(DOCUMENT EXTRACT):
○ ○ ○ ○ ○ ○ ○
KVPO: ODE-Native GRPO for Autoregressive Video Alignment via KV Semantic Exploration

Summary (Overview)

  • KVPO is a novel online Group Relative Policy Optimization (GRPO) framework designed to align streaming autoregressive (AR) video generators with human preferences while respecting their native deterministic ODE dynamics.
  • It introduces Causal-Semantic Exploration via Causal History Routing (CHR), which generates diverse candidate branches by stochastically routing historical Key-Value (KV) cache entries, ensuring on-manifold and semantically meaningful variation.
  • It defines an ODE-native surrogate policy based on Trajectory Velocity Energy (TVE), which quantifies branch likelihood in the flow-matching velocity-field space, leading to a reward-weighted contrastive flow-matching objective.
  • Experiments on distilled AR models (LongLive, MemFlow) show consistent improvements in Visual Quality (VQ), Motion Quality (MQ), and Text-Video Alignment (TA) for both short and long video generation, outperforming prior methods like Astrolabe.
  • The method avoids the pitfalls of noise-based SDE exploration (off-manifold distortion, low-level perturbation) and geometric distance-based surrogate policies, offering a principled alternative for ODE-based preference alignment.
○ ○ ○ ○ ○ ○ ○
Element and region listing
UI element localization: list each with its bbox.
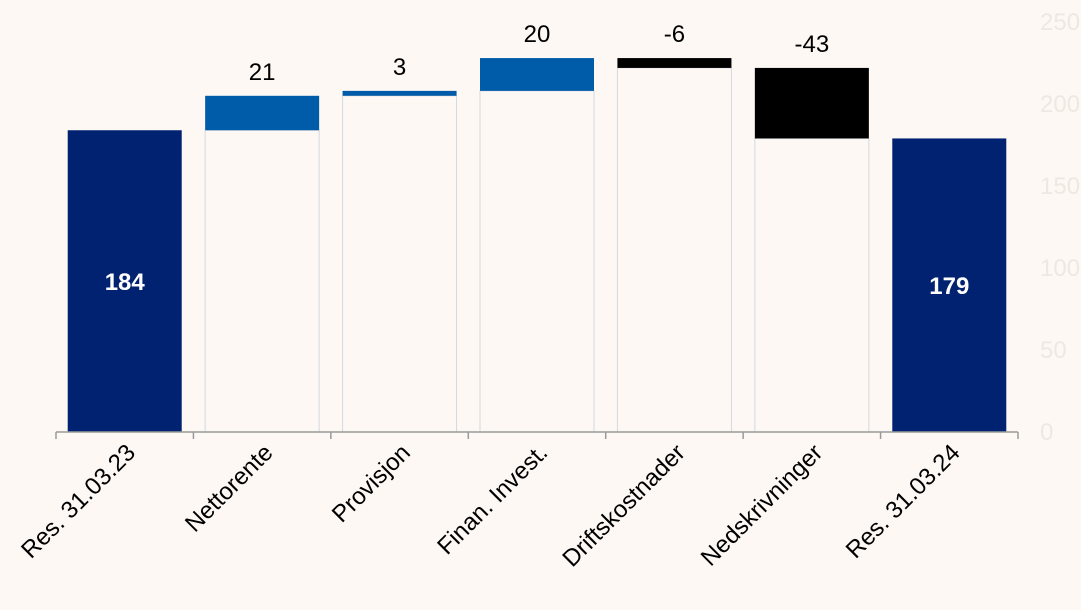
y-tick-label: 150	[1040, 173, 1080, 200]
y-tick-label: 50	[1040, 337, 1067, 364]
x-tick-label: Res. 31.03.23	[16, 439, 141, 564]
increase-bar	[342, 90, 457, 96]
chart-marks: 184 21 3 20 -6 -43 179	[67, 21, 1007, 433]
x-tick-label: Finan. Invest.	[432, 439, 553, 560]
bar-value-label: 3	[393, 54, 406, 81]
y-tick-label: 100	[1040, 255, 1080, 282]
y-tick-label: 250	[1040, 9, 1080, 36]
bar-value-label: 21	[249, 59, 276, 86]
y-tick-label: 200	[1040, 91, 1080, 118]
x-tick-label: Nettorente	[180, 439, 278, 537]
base-column	[754, 137, 870, 433]
base-column	[616, 67, 732, 433]
x-tick-label: Res. 31.03.24	[841, 439, 966, 564]
base-column	[342, 95, 458, 433]
x-tick-label: Nedskrivninger	[696, 439, 828, 571]
base-column	[204, 129, 320, 433]
bar-value-label: 184	[105, 269, 146, 296]
increase-bar	[480, 58, 594, 91]
x-axis: Res. 31.03.23 Nettorente Provisjon Finan. I…	[16, 431, 1019, 572]
increase-bar	[205, 95, 320, 131]
bar-value-label: -43	[795, 31, 830, 58]
bar-value-label: 179	[929, 273, 969, 300]
decrease-bar	[754, 67, 869, 139]
total-bar	[892, 138, 1007, 432]
x-tick-label: Driftskostnader	[557, 439, 690, 572]
x-tick-label: Provisjon	[327, 439, 416, 528]
y-axis: 0 50 100 150 200 250	[1040, 9, 1080, 446]
bar-value-label: -6	[664, 21, 685, 48]
decrease-bar	[617, 58, 732, 68]
y-tick-label: 0	[1040, 419, 1053, 446]
total-bar	[67, 130, 182, 433]
base-column	[479, 90, 595, 433]
bar-value-label: 20	[524, 21, 551, 48]
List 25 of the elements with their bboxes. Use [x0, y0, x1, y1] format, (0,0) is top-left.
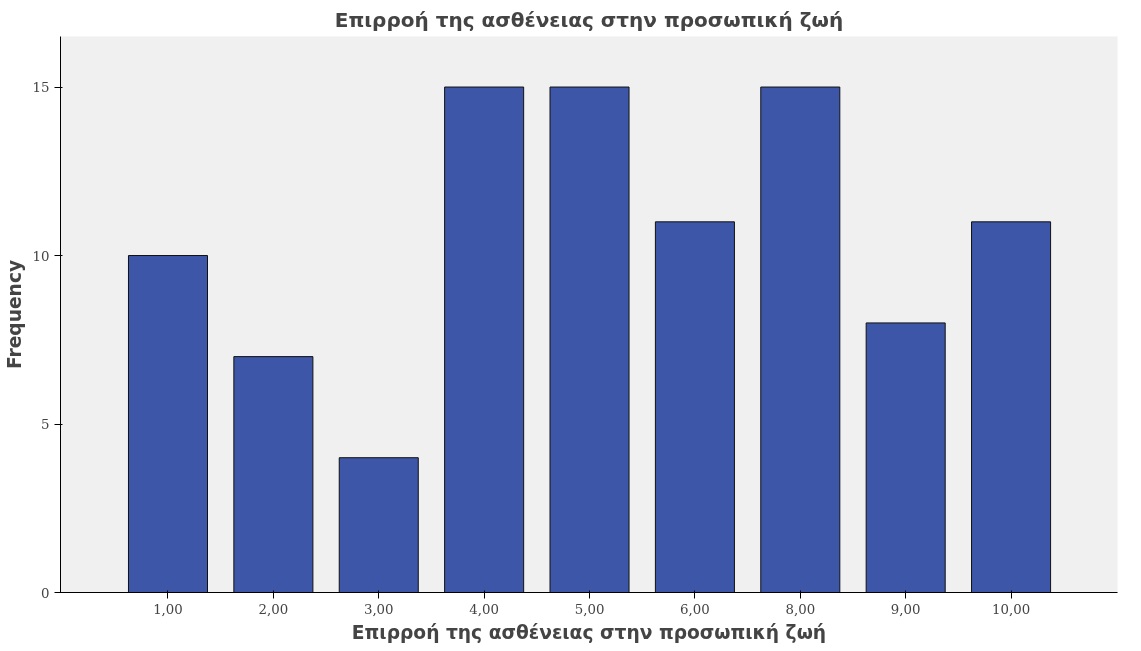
- x-axis-title: Επιρροή της ασθένειας στην προσωπική ζωή: [351, 621, 827, 643]
- x-tick-label: 5,00: [574, 601, 605, 617]
- x-tick-label: 10,00: [991, 601, 1031, 617]
- bar: [760, 86, 841, 593]
- x-tick-label: 3,00: [363, 601, 394, 617]
- bar: [549, 86, 630, 593]
- x-tick-label: 8,00: [785, 601, 816, 617]
- bar: [127, 255, 209, 593]
- bar: [865, 322, 946, 593]
- x-tick-label: 4,00: [469, 601, 499, 617]
- bar: [654, 221, 735, 593]
- bar: [444, 86, 525, 593]
- y-axis-title: Frequency: [3, 259, 25, 370]
- bar: [971, 221, 1052, 593]
- y-tick-label: 0: [41, 585, 50, 601]
- bar: [233, 356, 314, 593]
- x-tick-label: 2,00: [258, 601, 289, 617]
- y-tick-label: 10: [32, 248, 50, 264]
- y-tick-label: 15: [32, 80, 50, 96]
- y-tick-label: 5: [41, 417, 50, 433]
- x-tick-label: 1,00: [153, 601, 183, 617]
- x-tick-label: 9,00: [890, 601, 921, 617]
- x-tick-label: 6,00: [680, 601, 710, 617]
- chart-title: Επιρροή της ασθένειας στην προσωπική ζωή: [334, 7, 844, 32]
- bar: [338, 457, 419, 593]
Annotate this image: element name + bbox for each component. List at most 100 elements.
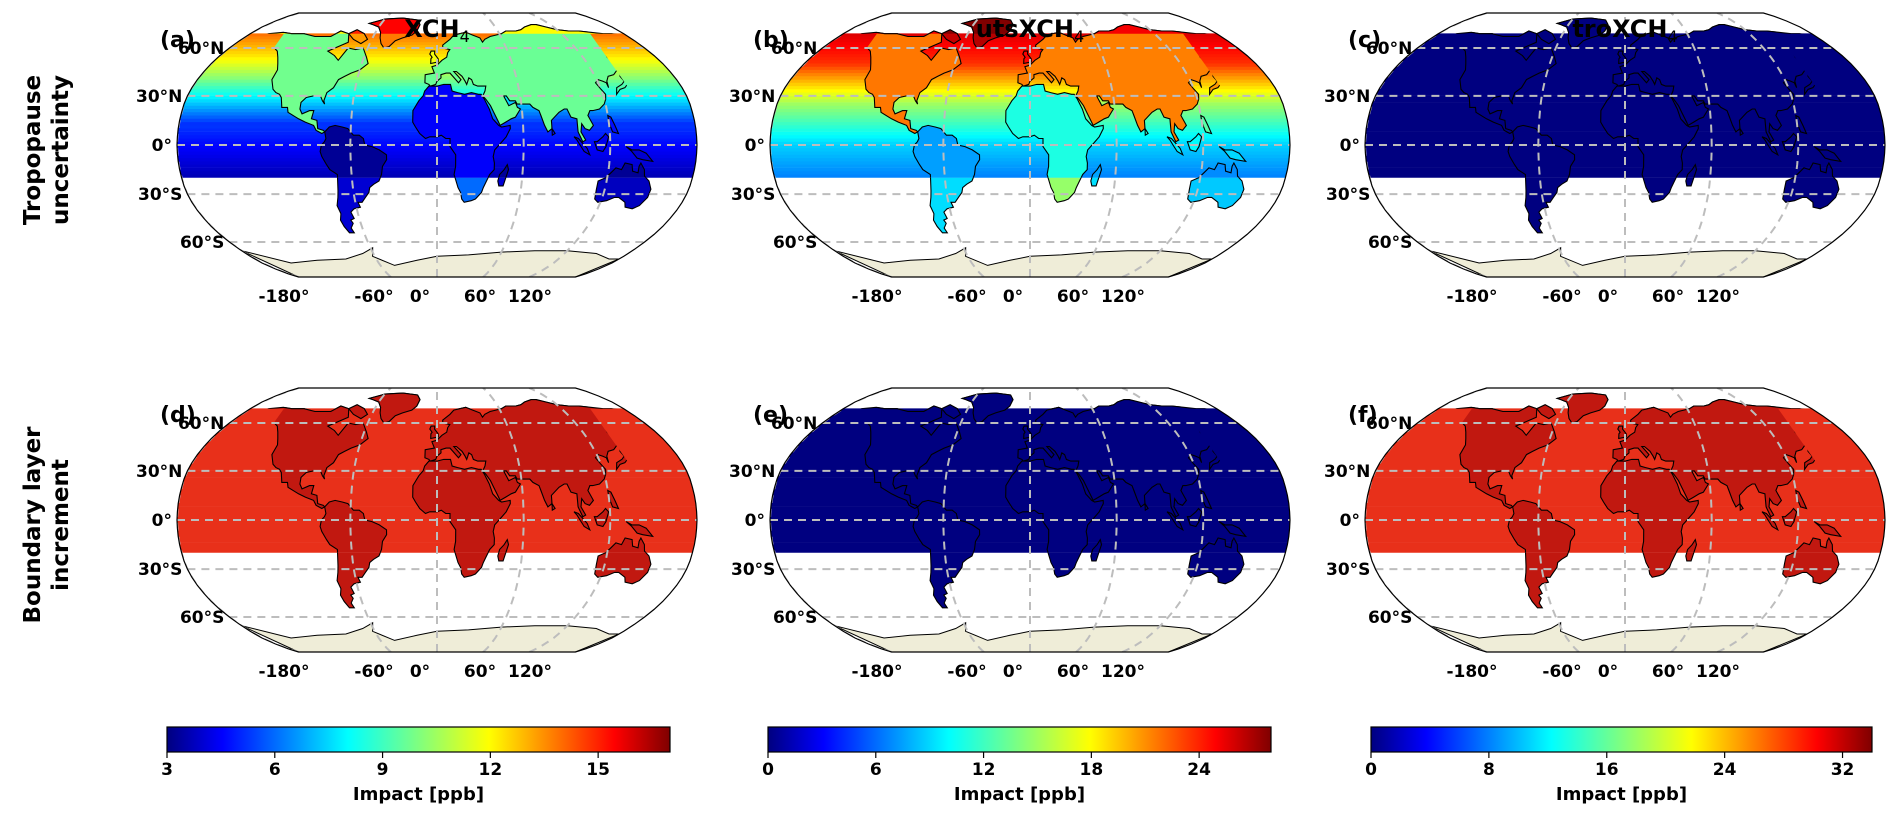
gridline-lon	[349, 13, 392, 277]
data-band	[1366, 539, 1884, 543]
colorbar	[767, 726, 1272, 758]
column-title: utsXCH4	[976, 15, 1084, 46]
lon-tick-label: -180°	[258, 662, 309, 682]
gridline-lon	[482, 13, 525, 277]
data-band	[1365, 529, 1885, 534]
land-antarctica	[241, 621, 620, 652]
land-sumatra	[1166, 511, 1184, 532]
lat-tick-label: 30°S	[731, 560, 775, 580]
lon-tick-label: 0°	[410, 662, 430, 682]
lon-tick-label: -60°	[354, 287, 393, 307]
map-outline	[176, 12, 698, 278]
colorbar-tick-label: 24	[1187, 760, 1211, 780]
lon-tick-label: -60°	[947, 287, 986, 307]
land-sumatra	[573, 511, 591, 532]
data-band	[177, 526, 697, 530]
gridlines	[770, 388, 1290, 652]
lon-tick-label: 120°	[508, 662, 552, 682]
land-borneo	[1781, 507, 1798, 528]
lat-tick-label: 60°S	[1368, 233, 1412, 253]
lon-tick-label: -60°	[947, 662, 986, 682]
colorbar-tick-label: 0	[762, 760, 774, 780]
data-band	[770, 513, 1290, 517]
land-borneo	[1186, 132, 1203, 153]
row-label: Boundary layer increment	[20, 426, 74, 624]
gridline-lon	[942, 388, 985, 652]
land-newGuinea	[1218, 146, 1248, 163]
gridline-lon	[1121, 13, 1205, 277]
map-panel	[769, 12, 1291, 278]
lon-tick-label: 0°	[1003, 662, 1023, 682]
land-newGuinea	[1218, 521, 1248, 538]
land-sriLanka	[551, 501, 556, 512]
land-southAmerica	[319, 499, 388, 553]
lon-tick-label: 60°	[1652, 662, 1684, 682]
gridline-lon	[1075, 388, 1118, 652]
land-sumatra	[1761, 136, 1779, 157]
lat-tick-label: 0°	[1340, 511, 1360, 531]
gridline-lon	[1670, 388, 1713, 652]
gridline-lon	[942, 13, 985, 277]
land-sriLanka	[551, 126, 556, 137]
gridline-lon	[1075, 13, 1118, 277]
land-southAmerica	[319, 124, 388, 178]
data-band	[1367, 167, 1883, 172]
lat-tick-label: 60°S	[773, 233, 817, 253]
lon-tick-label: -180°	[258, 287, 309, 307]
lat-tick-label: 30°N	[1324, 462, 1370, 482]
lat-tick-label: 30°N	[136, 87, 182, 107]
map-outline	[1364, 12, 1886, 278]
data-band	[179, 167, 695, 172]
gridlines	[770, 13, 1290, 277]
panel-letter: (f)	[1348, 403, 1378, 428]
land-africa	[1005, 458, 1104, 553]
panel-letter: (c)	[1348, 28, 1381, 53]
land-sumatra	[573, 136, 591, 157]
land-antarctica	[834, 246, 1213, 277]
lat-tick-label: 60°N	[771, 414, 817, 434]
land-sriLanka	[1739, 126, 1744, 137]
land-northAmerica	[832, 405, 962, 510]
data-band	[1365, 526, 1885, 530]
land-northAmerica	[1427, 405, 1557, 510]
colorbar-gradient	[1370, 726, 1873, 753]
land-southAmerica	[912, 499, 981, 553]
lat-tick-label: 60°N	[1366, 39, 1412, 59]
gridline-lon	[528, 388, 612, 652]
land-antarctica	[1429, 246, 1808, 277]
gridline-lon	[1121, 388, 1205, 652]
land-australia	[594, 536, 652, 553]
lat-tick-label: 60°N	[178, 414, 224, 434]
data-band	[1365, 154, 1885, 159]
data-band	[1365, 138, 1885, 142]
lat-tick-label: 0°	[745, 136, 765, 156]
gridline-lon	[1537, 388, 1580, 652]
land-africa	[1600, 458, 1699, 553]
map-panel	[176, 387, 698, 653]
lon-tick-label: 0°	[1598, 287, 1618, 307]
colorbar-tick-label: 6	[269, 760, 281, 780]
lon-tick-label: 120°	[1101, 662, 1145, 682]
colorbar-tick-label: 24	[1713, 760, 1737, 780]
panel-letter: (e)	[753, 403, 788, 428]
data-band	[178, 539, 696, 543]
land-newZealand	[652, 576, 676, 595]
lat-tick-label: 0°	[1340, 136, 1360, 156]
lon-tick-label: 120°	[1696, 287, 1740, 307]
land-newGuinea	[1813, 521, 1843, 538]
land-southAmerica	[1507, 499, 1576, 553]
row-label: Tropopause uncertainty	[20, 75, 74, 225]
data-band	[179, 542, 695, 547]
land-newZealand	[1245, 201, 1269, 220]
land-sumatra	[1761, 511, 1779, 532]
colorbar-gradient	[166, 726, 671, 753]
lon-tick-label: -180°	[851, 662, 902, 682]
lat-tick-label: 0°	[152, 136, 172, 156]
land-newZealand	[1840, 576, 1864, 595]
land-newZealand	[1840, 201, 1864, 220]
data-band	[1366, 164, 1884, 168]
land-northAmerica	[832, 30, 962, 135]
land-borneo	[1781, 132, 1798, 153]
lat-tick-label: 60°N	[1366, 414, 1412, 434]
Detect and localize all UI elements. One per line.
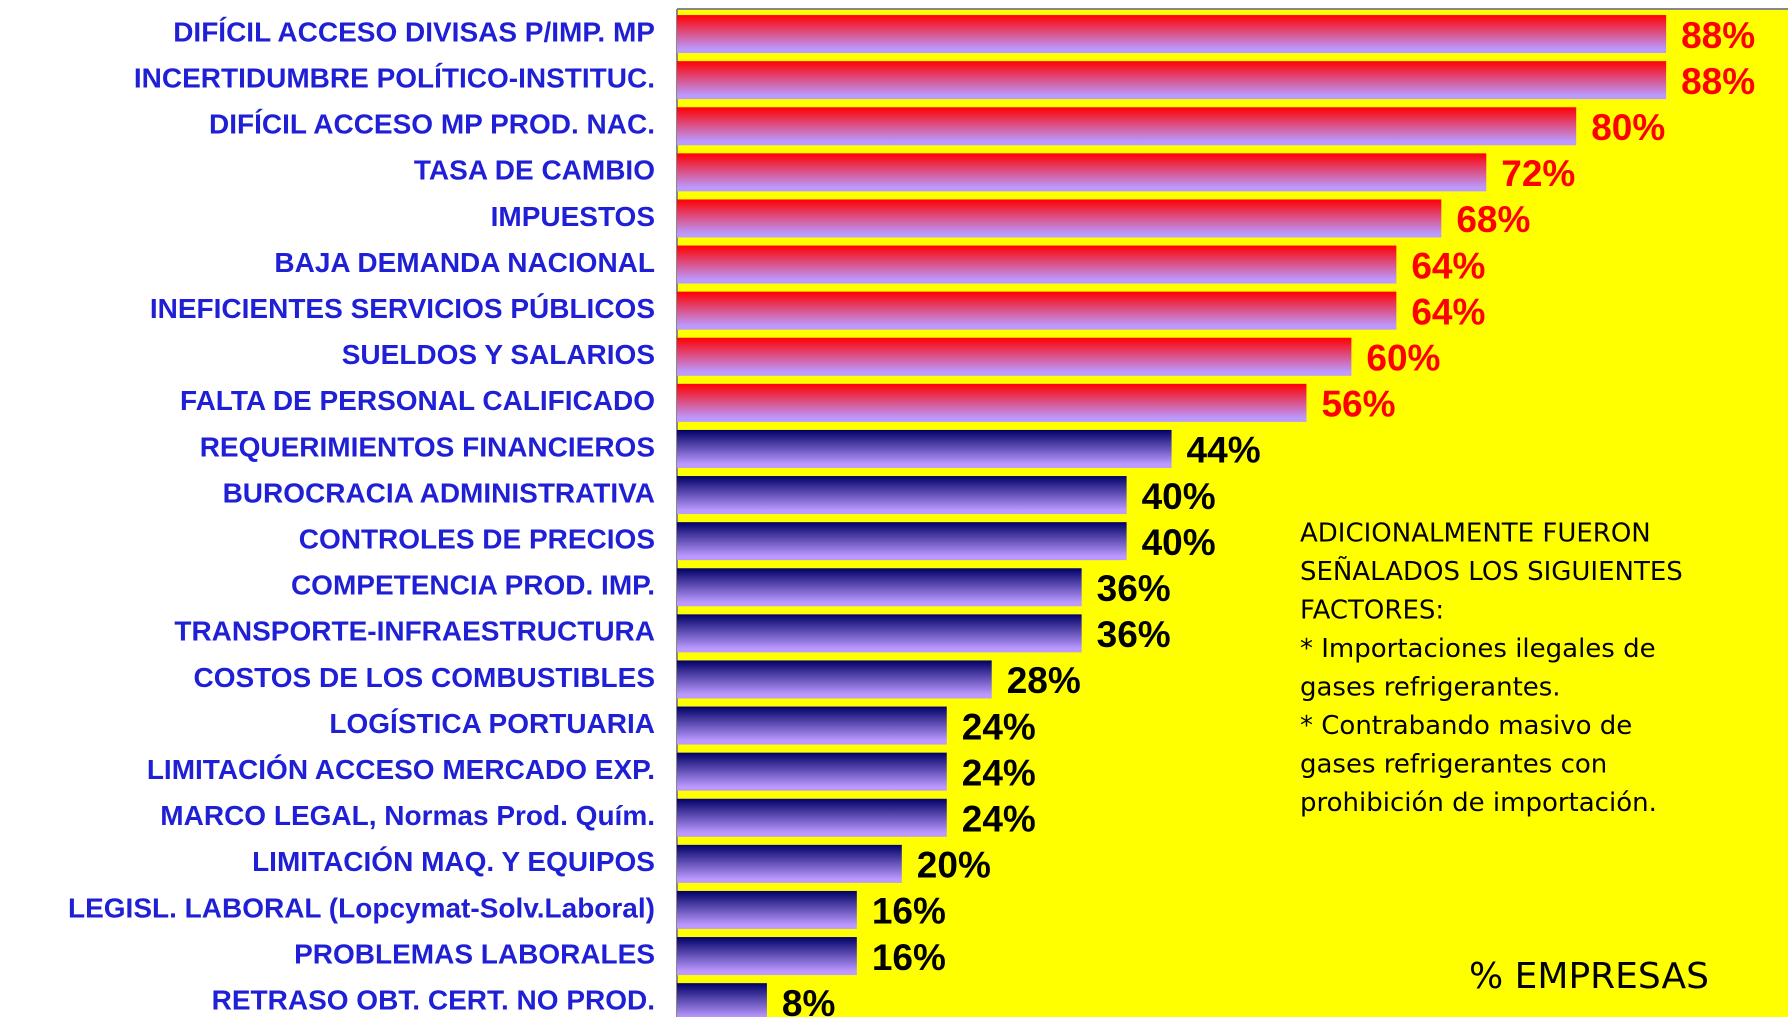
○ ○ ○ ○ ○ ○ ○
Can you extract the passage of the KVPO summary between "Summary (Overview)" and "semantically meaningful variation.", inclusive, word for word?

Summary (Overview)

  • KVPO is a novel online Group Relative Policy Optimization (GRPO) framework designed to align streaming autoregressive (AR) video generators with human preferences while respecting their native deterministic ODE dynamics.
  • It introduces Causal-Semantic Exploration via Causal History Routing (CHR), which generates diverse candidate branches by stochastically routing historical Key-Value (KV) cache entries, ensuring on-manifold and semantically meaningful variation.